Go through the listing and copy each line with the string "Force".

● **Recorded information**:
§ §

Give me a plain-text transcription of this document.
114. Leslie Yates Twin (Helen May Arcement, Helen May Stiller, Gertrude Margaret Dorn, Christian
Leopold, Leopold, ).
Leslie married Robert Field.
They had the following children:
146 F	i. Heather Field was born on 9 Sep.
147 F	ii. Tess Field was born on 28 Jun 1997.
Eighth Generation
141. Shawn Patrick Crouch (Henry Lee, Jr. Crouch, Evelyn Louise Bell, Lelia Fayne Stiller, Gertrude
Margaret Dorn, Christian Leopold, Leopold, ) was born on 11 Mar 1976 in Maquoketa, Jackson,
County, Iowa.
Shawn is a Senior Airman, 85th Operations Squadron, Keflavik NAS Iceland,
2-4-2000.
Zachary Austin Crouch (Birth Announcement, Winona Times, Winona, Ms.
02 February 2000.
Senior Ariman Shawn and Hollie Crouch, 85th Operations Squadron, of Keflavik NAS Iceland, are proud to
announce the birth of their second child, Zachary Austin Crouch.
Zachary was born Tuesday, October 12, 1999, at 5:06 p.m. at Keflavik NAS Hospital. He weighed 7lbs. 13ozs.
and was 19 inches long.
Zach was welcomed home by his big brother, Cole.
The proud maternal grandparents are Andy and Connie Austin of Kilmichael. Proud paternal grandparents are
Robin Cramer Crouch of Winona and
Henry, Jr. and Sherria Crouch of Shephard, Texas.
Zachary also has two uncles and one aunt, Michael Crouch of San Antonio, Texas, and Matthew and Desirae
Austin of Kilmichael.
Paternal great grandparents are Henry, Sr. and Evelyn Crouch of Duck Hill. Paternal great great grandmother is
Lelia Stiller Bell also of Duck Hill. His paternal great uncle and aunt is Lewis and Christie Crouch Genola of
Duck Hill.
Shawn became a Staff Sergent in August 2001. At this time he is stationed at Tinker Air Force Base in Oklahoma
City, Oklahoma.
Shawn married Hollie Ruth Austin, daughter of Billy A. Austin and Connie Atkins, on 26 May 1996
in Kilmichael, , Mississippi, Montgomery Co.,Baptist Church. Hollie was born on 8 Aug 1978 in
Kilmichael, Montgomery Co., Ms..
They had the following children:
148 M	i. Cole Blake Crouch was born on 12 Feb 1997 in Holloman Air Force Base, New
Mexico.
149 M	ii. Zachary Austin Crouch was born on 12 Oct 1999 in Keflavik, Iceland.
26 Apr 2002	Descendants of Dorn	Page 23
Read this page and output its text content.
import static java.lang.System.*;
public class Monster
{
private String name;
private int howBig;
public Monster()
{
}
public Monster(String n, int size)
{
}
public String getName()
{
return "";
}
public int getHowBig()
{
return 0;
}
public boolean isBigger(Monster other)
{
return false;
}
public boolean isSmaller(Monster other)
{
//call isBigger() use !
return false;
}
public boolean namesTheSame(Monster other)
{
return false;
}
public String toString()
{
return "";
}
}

§ §

● **Complete response**:
Shawn became a Staff Sergent in August 2001. At this time he is stationed at Tinker Air Force Base in Oklahoma
148 M	i. Cole Blake Crouch was born on 12 Feb 1997 in Holloman Air Force Base, New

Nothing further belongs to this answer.